# Instruction:
Reproduce the listing exactly and skip over any pictures.

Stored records
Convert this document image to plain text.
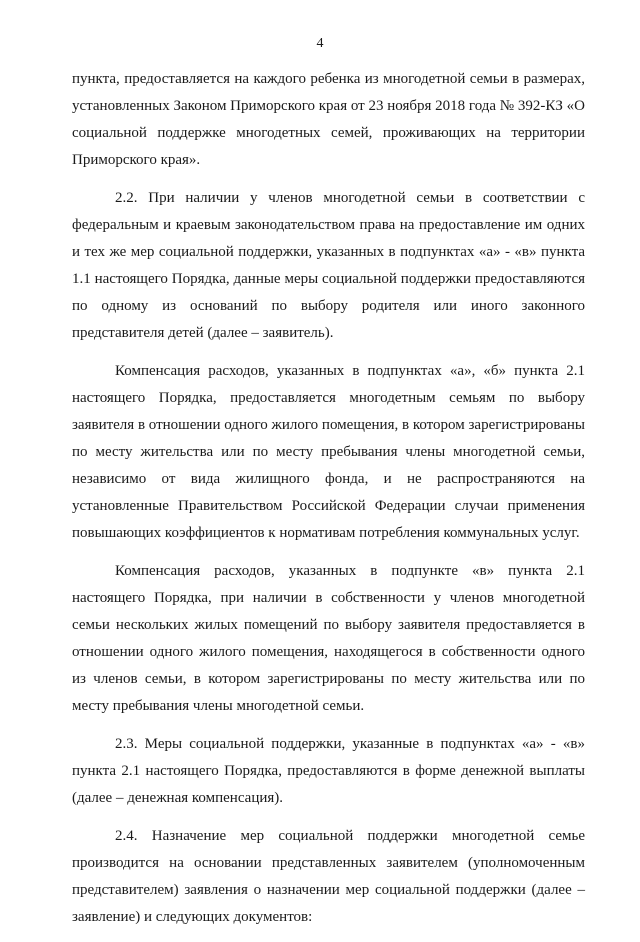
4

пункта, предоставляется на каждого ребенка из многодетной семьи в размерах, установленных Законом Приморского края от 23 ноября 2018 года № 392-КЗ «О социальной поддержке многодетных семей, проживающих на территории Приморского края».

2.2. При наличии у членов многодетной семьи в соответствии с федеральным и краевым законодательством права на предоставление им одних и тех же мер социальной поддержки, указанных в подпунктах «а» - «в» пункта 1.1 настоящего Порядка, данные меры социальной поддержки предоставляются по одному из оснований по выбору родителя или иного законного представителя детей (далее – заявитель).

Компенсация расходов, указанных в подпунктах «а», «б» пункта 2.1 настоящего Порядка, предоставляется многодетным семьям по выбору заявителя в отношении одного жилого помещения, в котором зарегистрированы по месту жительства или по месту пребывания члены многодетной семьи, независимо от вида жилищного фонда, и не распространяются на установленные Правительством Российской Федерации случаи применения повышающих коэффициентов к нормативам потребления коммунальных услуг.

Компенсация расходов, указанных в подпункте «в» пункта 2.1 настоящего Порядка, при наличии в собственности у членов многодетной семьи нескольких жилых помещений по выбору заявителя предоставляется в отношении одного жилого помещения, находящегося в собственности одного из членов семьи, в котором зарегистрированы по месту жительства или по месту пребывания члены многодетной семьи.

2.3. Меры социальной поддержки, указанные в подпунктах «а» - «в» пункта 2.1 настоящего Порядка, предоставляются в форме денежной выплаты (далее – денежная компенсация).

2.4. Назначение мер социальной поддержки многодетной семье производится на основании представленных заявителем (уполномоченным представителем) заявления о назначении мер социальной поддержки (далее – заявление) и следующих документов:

# Written solution:
Convert this document image to plain text.
4

пункта, предоставляется на каждого ребенка из многодетной семьи в размерах, установленных Законом Приморского края от 23 ноября 2018 года № 392-КЗ «О социальной поддержке многодетных семей, проживающих на территории Приморского края».

2.2. При наличии у членов многодетной семьи в соответствии с федеральным и краевым законодательством права на предоставление им одних и тех же мер социальной поддержки, указанных в подпунктах «а» - «в» пункта 1.1 настоящего Порядка, данные меры социальной поддержки предоставляются по одному из оснований по выбору родителя или иного законного представителя детей (далее – заявитель).

Компенсация расходов, указанных в подпунктах «а», «б» пункта 2.1 настоящего Порядка, предоставляется многодетным семьям по выбору заявителя в отношении одного жилого помещения, в котором зарегистрированы по месту жительства или по месту пребывания члены многодетной семьи, независимо от вида жилищного фонда, и не распространяются на установленные Правительством Российской Федерации случаи применения повышающих коэффициентов к нормативам потребления коммунальных услуг.

Компенсация расходов, указанных в подпункте «в» пункта 2.1 настоящего Порядка, при наличии в собственности у членов многодетной семьи нескольких жилых помещений по выбору заявителя предоставляется в отношении одного жилого помещения, находящегося в собственности одного из членов семьи, в котором зарегистрированы по месту жительства или по месту пребывания члены многодетной семьи.

2.3. Меры социальной поддержки, указанные в подпунктах «а» - «в» пункта 2.1 настоящего Порядка, предоставляются в форме денежной выплаты (далее – денежная компенсация).

2.4. Назначение мер социальной поддержки многодетной семье производится на основании представленных заявителем (уполномоченным представителем) заявления о назначении мер социальной поддержки (далее – заявление) и следующих документов:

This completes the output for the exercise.